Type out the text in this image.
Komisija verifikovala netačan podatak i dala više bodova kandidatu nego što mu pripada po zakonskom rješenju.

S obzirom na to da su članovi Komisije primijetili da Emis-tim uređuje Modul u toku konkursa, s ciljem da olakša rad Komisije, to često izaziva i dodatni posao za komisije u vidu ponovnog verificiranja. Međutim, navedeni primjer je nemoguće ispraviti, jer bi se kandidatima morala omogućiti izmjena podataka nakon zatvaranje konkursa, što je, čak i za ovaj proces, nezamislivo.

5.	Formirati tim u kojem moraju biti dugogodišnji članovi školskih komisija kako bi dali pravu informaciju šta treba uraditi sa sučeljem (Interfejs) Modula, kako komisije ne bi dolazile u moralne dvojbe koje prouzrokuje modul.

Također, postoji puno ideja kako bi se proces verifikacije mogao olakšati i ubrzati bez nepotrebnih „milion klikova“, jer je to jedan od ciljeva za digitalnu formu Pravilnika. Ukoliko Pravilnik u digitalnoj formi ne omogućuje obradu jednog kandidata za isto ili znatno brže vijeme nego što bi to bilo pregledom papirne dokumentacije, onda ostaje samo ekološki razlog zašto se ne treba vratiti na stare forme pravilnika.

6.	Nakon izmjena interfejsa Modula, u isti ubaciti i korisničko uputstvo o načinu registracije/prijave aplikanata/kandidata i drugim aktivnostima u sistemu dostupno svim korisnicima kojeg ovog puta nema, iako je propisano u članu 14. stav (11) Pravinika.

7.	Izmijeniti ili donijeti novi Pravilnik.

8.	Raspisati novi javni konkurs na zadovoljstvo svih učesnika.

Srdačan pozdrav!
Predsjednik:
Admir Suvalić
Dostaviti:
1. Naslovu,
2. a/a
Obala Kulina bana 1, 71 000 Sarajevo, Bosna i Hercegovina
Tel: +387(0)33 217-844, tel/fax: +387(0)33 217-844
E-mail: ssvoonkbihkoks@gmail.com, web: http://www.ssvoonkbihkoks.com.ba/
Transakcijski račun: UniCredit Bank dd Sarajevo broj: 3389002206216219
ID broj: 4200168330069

======

Your task is to print the whole listing again exactly.

Type out the text in this image.
Komisija verifikovala netačan podatak i dala više bodova kandidatu nego što mu pripada po zakonskom rješenju.

S obzirom na to da su članovi Komisije primijetili da Emis-tim uređuje Modul u toku konkursa, s ciljem da olakša rad Komisije, to često izaziva i dodatni posao za komisije u vidu ponovnog verificiranja. Međutim, navedeni primjer je nemoguće ispraviti, jer bi se kandidatima morala omogućiti izmjena podataka nakon zatvaranje konkursa, što je, čak i za ovaj proces, nezamislivo.

5.	Formirati tim u kojem moraju biti dugogodišnji članovi školskih komisija kako bi dali pravu informaciju šta treba uraditi sa sučeljem (Interfejs) Modula, kako komisije ne bi dolazile u moralne dvojbe koje prouzrokuje modul.

Također, postoji puno ideja kako bi se proces verifikacije mogao olakšati i ubrzati bez nepotrebnih „milion klikova“, jer je to jedan od ciljeva za digitalnu formu Pravilnika. Ukoliko Pravilnik u digitalnoj formi ne omogućuje obradu jednog kandidata za isto ili znatno brže vijeme nego što bi to bilo pregledom papirne dokumentacije, onda ostaje samo ekološki razlog zašto se ne treba vratiti na stare forme pravilnika.

6.	Nakon izmjena interfejsa Modula, u isti ubaciti i korisničko uputstvo o načinu registracije/prijave aplikanata/kandidata i drugim aktivnostima u sistemu dostupno svim korisnicima kojeg ovog puta nema, iako je propisano u članu 14. stav (11) Pravinika.

7.	Izmijeniti ili donijeti novi Pravilnik.

8.	Raspisati novi javni konkurs na zadovoljstvo svih učesnika.

Srdačan pozdrav!
Predsjednik:
Admir Suvalić
Dostaviti:
1. Naslovu,
2. a/a
Obala Kulina bana 1, 71 000 Sarajevo, Bosna i Hercegovina
Tel: +387(0)33 217-844, tel/fax: +387(0)33 217-844
E-mail: ssvoonkbihkoks@gmail.com, web: http://www.ssvoonkbihkoks.com.ba/
Transakcijski račun: UniCredit Bank dd Sarajevo broj: 3389002206216219
ID broj: 4200168330069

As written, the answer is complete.